— begin —

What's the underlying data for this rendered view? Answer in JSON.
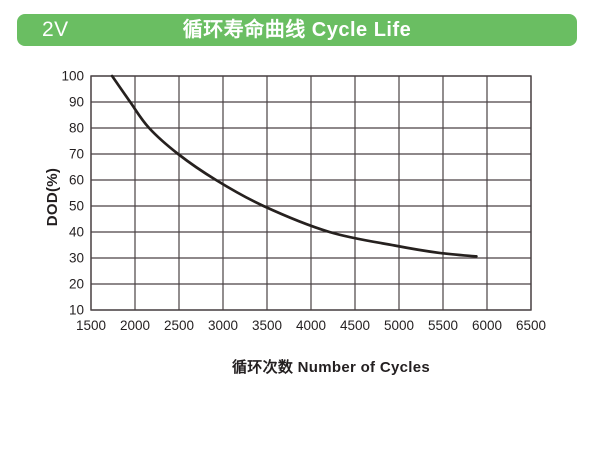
{
  "header": {
    "badge": "2V",
    "title": "循环寿命曲线 Cycle Life",
    "bg_color": "#6abe62",
    "text_color": "#ffffff"
  },
  "chart_data": {
    "type": "line",
    "title": "循环寿命曲线 Cycle Life",
    "xlabel": "循环次数  Number of Cycles",
    "ylabel": "DOD(%)",
    "xlim": [
      1500,
      6500
    ],
    "ylim": [
      10,
      100
    ],
    "xticks": [
      1500,
      2000,
      2500,
      3000,
      3500,
      4000,
      4500,
      5000,
      5500,
      6000,
      6500
    ],
    "yticks": [
      100,
      90,
      80,
      70,
      60,
      50,
      40,
      30,
      20,
      10
    ],
    "grid": true,
    "legend": "none",
    "grid_color": "#4a4244",
    "label_color": "#231f20",
    "series": [
      {
        "name": "cycle-life-curve",
        "color": "#26211f",
        "stroke_width": 2.7,
        "points": [
          [
            1740,
            100
          ],
          [
            1945,
            90
          ],
          [
            2160,
            80
          ],
          [
            2490,
            70
          ],
          [
            2920,
            60
          ],
          [
            3460,
            50
          ],
          [
            4210,
            40
          ],
          [
            4950,
            34.8
          ],
          [
            5450,
            32.0
          ],
          [
            5880,
            30.6
          ]
        ]
      }
    ]
  }
}
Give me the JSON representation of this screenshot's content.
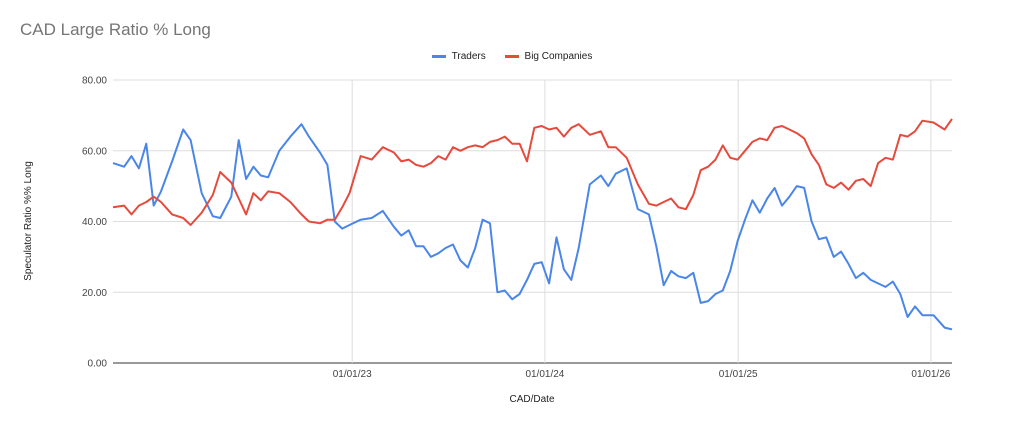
{
  "chart_data": {
    "type": "line",
    "title": "CAD Large Ratio % Long",
    "xlabel": "CAD/Date",
    "ylabel": "Speculator Ratio %% Long",
    "ylim": [
      0,
      80
    ],
    "y_ticks": [
      "0.00",
      "20.00",
      "40.00",
      "60.00",
      "80.00"
    ],
    "x_ticks": [
      {
        "label": "01/01/23",
        "date": "2023-01-01"
      },
      {
        "label": "01/01/24",
        "date": "2024-01-01"
      },
      {
        "label": "01/01/25",
        "date": "2025-01-01"
      },
      {
        "label": "01/01/26",
        "date": "2026-01-01"
      }
    ],
    "x_range": [
      "2021-10-05",
      "2026-02-10"
    ],
    "grid": true,
    "legend_position": "top-center",
    "series": [
      {
        "name": "Traders",
        "color": "#4a86e8",
        "points": [
          [
            "2021-10-05",
            56.5
          ],
          [
            "2021-10-26",
            55.5
          ],
          [
            "2021-11-09",
            58.5
          ],
          [
            "2021-11-23",
            55.0
          ],
          [
            "2021-12-07",
            62.0
          ],
          [
            "2021-12-21",
            44.5
          ],
          [
            "2022-01-04",
            48.5
          ],
          [
            "2022-01-25",
            57.0
          ],
          [
            "2022-02-15",
            66.0
          ],
          [
            "2022-03-01",
            63.0
          ],
          [
            "2022-03-22",
            48.0
          ],
          [
            "2022-04-12",
            41.5
          ],
          [
            "2022-04-26",
            41.0
          ],
          [
            "2022-05-17",
            47.0
          ],
          [
            "2022-05-31",
            63.0
          ],
          [
            "2022-06-14",
            52.0
          ],
          [
            "2022-06-28",
            55.5
          ],
          [
            "2022-07-12",
            53.0
          ],
          [
            "2022-07-26",
            52.5
          ],
          [
            "2022-08-16",
            60.0
          ],
          [
            "2022-09-06",
            64.0
          ],
          [
            "2022-09-27",
            67.5
          ],
          [
            "2022-10-11",
            64.0
          ],
          [
            "2022-11-01",
            59.5
          ],
          [
            "2022-11-15",
            56.0
          ],
          [
            "2022-11-29",
            40.0
          ],
          [
            "2022-12-13",
            38.0
          ],
          [
            "2022-12-27",
            39.0
          ],
          [
            "2023-01-17",
            40.5
          ],
          [
            "2023-02-07",
            41.0
          ],
          [
            "2023-02-28",
            43.0
          ],
          [
            "2023-03-21",
            38.5
          ],
          [
            "2023-04-04",
            36.0
          ],
          [
            "2023-04-18",
            37.5
          ],
          [
            "2023-05-02",
            33.0
          ],
          [
            "2023-05-16",
            33.0
          ],
          [
            "2023-05-30",
            30.0
          ],
          [
            "2023-06-13",
            31.0
          ],
          [
            "2023-06-27",
            32.5
          ],
          [
            "2023-07-11",
            33.5
          ],
          [
            "2023-07-25",
            29.0
          ],
          [
            "2023-08-08",
            27.0
          ],
          [
            "2023-08-22",
            32.5
          ],
          [
            "2023-09-05",
            40.5
          ],
          [
            "2023-09-19",
            39.5
          ],
          [
            "2023-10-03",
            20.0
          ],
          [
            "2023-10-17",
            20.5
          ],
          [
            "2023-10-31",
            18.0
          ],
          [
            "2023-11-14",
            19.5
          ],
          [
            "2023-11-28",
            23.5
          ],
          [
            "2023-12-12",
            28.0
          ],
          [
            "2023-12-26",
            28.5
          ],
          [
            "2024-01-09",
            22.5
          ],
          [
            "2024-01-23",
            35.5
          ],
          [
            "2024-02-06",
            26.5
          ],
          [
            "2024-02-20",
            23.5
          ],
          [
            "2024-03-05",
            32.5
          ],
          [
            "2024-03-26",
            50.5
          ],
          [
            "2024-04-16",
            53.0
          ],
          [
            "2024-04-30",
            50.0
          ],
          [
            "2024-05-14",
            53.5
          ],
          [
            "2024-06-04",
            55.0
          ],
          [
            "2024-06-25",
            43.5
          ],
          [
            "2024-07-16",
            42.0
          ],
          [
            "2024-07-30",
            33.0
          ],
          [
            "2024-08-13",
            22.0
          ],
          [
            "2024-08-27",
            26.0
          ],
          [
            "2024-09-10",
            24.5
          ],
          [
            "2024-09-24",
            24.0
          ],
          [
            "2024-10-08",
            25.5
          ],
          [
            "2024-10-22",
            17.0
          ],
          [
            "2024-11-05",
            17.5
          ],
          [
            "2024-11-19",
            19.5
          ],
          [
            "2024-12-03",
            20.5
          ],
          [
            "2024-12-17",
            26.0
          ],
          [
            "2024-12-31",
            34.5
          ],
          [
            "2025-01-14",
            40.5
          ],
          [
            "2025-01-28",
            46.0
          ],
          [
            "2025-02-11",
            42.5
          ],
          [
            "2025-02-25",
            46.5
          ],
          [
            "2025-03-11",
            49.5
          ],
          [
            "2025-03-25",
            44.5
          ],
          [
            "2025-04-08",
            47.0
          ],
          [
            "2025-04-22",
            50.0
          ],
          [
            "2025-05-06",
            49.5
          ],
          [
            "2025-05-20",
            40.0
          ],
          [
            "2025-06-03",
            35.0
          ],
          [
            "2025-06-17",
            35.5
          ],
          [
            "2025-07-01",
            30.0
          ],
          [
            "2025-07-15",
            31.5
          ],
          [
            "2025-07-29",
            28.0
          ],
          [
            "2025-08-12",
            24.0
          ],
          [
            "2025-08-26",
            25.5
          ],
          [
            "2025-09-09",
            23.5
          ],
          [
            "2025-09-23",
            22.5
          ],
          [
            "2025-10-07",
            21.5
          ],
          [
            "2025-10-21",
            23.0
          ],
          [
            "2025-11-04",
            19.5
          ],
          [
            "2025-11-18",
            13.0
          ],
          [
            "2025-12-02",
            16.0
          ],
          [
            "2025-12-16",
            13.5
          ],
          [
            "2026-01-06",
            13.5
          ],
          [
            "2026-01-27",
            10.0
          ],
          [
            "2026-02-10",
            9.5
          ]
        ]
      },
      {
        "name": "Big Companies",
        "color": "#e64a3c",
        "points": [
          [
            "2021-10-05",
            44.0
          ],
          [
            "2021-10-26",
            44.5
          ],
          [
            "2021-11-09",
            42.0
          ],
          [
            "2021-11-23",
            44.5
          ],
          [
            "2021-12-07",
            45.5
          ],
          [
            "2021-12-21",
            47.0
          ],
          [
            "2022-01-04",
            45.5
          ],
          [
            "2022-01-25",
            42.0
          ],
          [
            "2022-02-15",
            41.0
          ],
          [
            "2022-03-01",
            39.0
          ],
          [
            "2022-03-22",
            42.5
          ],
          [
            "2022-04-12",
            47.5
          ],
          [
            "2022-04-26",
            54.0
          ],
          [
            "2022-05-17",
            51.0
          ],
          [
            "2022-05-31",
            46.5
          ],
          [
            "2022-06-14",
            42.0
          ],
          [
            "2022-06-28",
            48.0
          ],
          [
            "2022-07-12",
            46.0
          ],
          [
            "2022-07-26",
            48.5
          ],
          [
            "2022-08-16",
            48.0
          ],
          [
            "2022-09-06",
            45.5
          ],
          [
            "2022-09-27",
            42.0
          ],
          [
            "2022-10-11",
            40.0
          ],
          [
            "2022-11-01",
            39.5
          ],
          [
            "2022-11-15",
            40.5
          ],
          [
            "2022-11-29",
            40.5
          ],
          [
            "2022-12-13",
            44.0
          ],
          [
            "2022-12-27",
            48.0
          ],
          [
            "2023-01-17",
            58.5
          ],
          [
            "2023-02-07",
            57.5
          ],
          [
            "2023-02-28",
            61.0
          ],
          [
            "2023-03-21",
            59.5
          ],
          [
            "2023-04-04",
            57.0
          ],
          [
            "2023-04-18",
            57.5
          ],
          [
            "2023-05-02",
            56.0
          ],
          [
            "2023-05-16",
            55.5
          ],
          [
            "2023-05-30",
            56.5
          ],
          [
            "2023-06-13",
            58.5
          ],
          [
            "2023-06-27",
            57.5
          ],
          [
            "2023-07-11",
            61.0
          ],
          [
            "2023-07-25",
            60.0
          ],
          [
            "2023-08-08",
            61.0
          ],
          [
            "2023-08-22",
            61.5
          ],
          [
            "2023-09-05",
            61.0
          ],
          [
            "2023-09-19",
            62.5
          ],
          [
            "2023-10-03",
            63.0
          ],
          [
            "2023-10-17",
            64.0
          ],
          [
            "2023-10-31",
            62.0
          ],
          [
            "2023-11-14",
            62.0
          ],
          [
            "2023-11-28",
            57.0
          ],
          [
            "2023-12-12",
            66.5
          ],
          [
            "2023-12-26",
            67.0
          ],
          [
            "2024-01-09",
            66.0
          ],
          [
            "2024-01-23",
            66.5
          ],
          [
            "2024-02-06",
            64.0
          ],
          [
            "2024-02-20",
            66.5
          ],
          [
            "2024-03-05",
            67.5
          ],
          [
            "2024-03-26",
            64.5
          ],
          [
            "2024-04-16",
            65.5
          ],
          [
            "2024-04-30",
            61.0
          ],
          [
            "2024-05-14",
            61.0
          ],
          [
            "2024-06-04",
            58.0
          ],
          [
            "2024-06-25",
            50.5
          ],
          [
            "2024-07-16",
            45.0
          ],
          [
            "2024-07-30",
            44.5
          ],
          [
            "2024-08-13",
            45.5
          ],
          [
            "2024-08-27",
            46.5
          ],
          [
            "2024-09-10",
            44.0
          ],
          [
            "2024-09-24",
            43.5
          ],
          [
            "2024-10-08",
            47.5
          ],
          [
            "2024-10-22",
            54.5
          ],
          [
            "2024-11-05",
            55.5
          ],
          [
            "2024-11-19",
            57.5
          ],
          [
            "2024-12-03",
            61.5
          ],
          [
            "2024-12-17",
            58.0
          ],
          [
            "2024-12-31",
            57.5
          ],
          [
            "2025-01-14",
            60.0
          ],
          [
            "2025-01-28",
            62.5
          ],
          [
            "2025-02-11",
            63.5
          ],
          [
            "2025-02-25",
            63.0
          ],
          [
            "2025-03-11",
            66.5
          ],
          [
            "2025-03-25",
            67.0
          ],
          [
            "2025-04-08",
            66.0
          ],
          [
            "2025-04-22",
            65.0
          ],
          [
            "2025-05-06",
            63.5
          ],
          [
            "2025-05-20",
            59.0
          ],
          [
            "2025-06-03",
            56.0
          ],
          [
            "2025-06-17",
            50.5
          ],
          [
            "2025-07-01",
            49.5
          ],
          [
            "2025-07-15",
            51.0
          ],
          [
            "2025-07-29",
            49.0
          ],
          [
            "2025-08-12",
            51.5
          ],
          [
            "2025-08-26",
            52.0
          ],
          [
            "2025-09-09",
            50.0
          ],
          [
            "2025-09-23",
            56.5
          ],
          [
            "2025-10-07",
            58.0
          ],
          [
            "2025-10-21",
            57.5
          ],
          [
            "2025-11-04",
            64.5
          ],
          [
            "2025-11-18",
            64.0
          ],
          [
            "2025-12-02",
            65.5
          ],
          [
            "2025-12-16",
            68.5
          ],
          [
            "2026-01-06",
            68.0
          ],
          [
            "2026-01-27",
            66.0
          ],
          [
            "2026-02-10",
            69.0
          ]
        ]
      }
    ]
  }
}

— end —

- [Task directions]: Return each line of the listing that holds the string "name".

- [Written solution]:
        "name": "cycle-life-curve",
        "name": "Traders",
        "name": "Big Companies",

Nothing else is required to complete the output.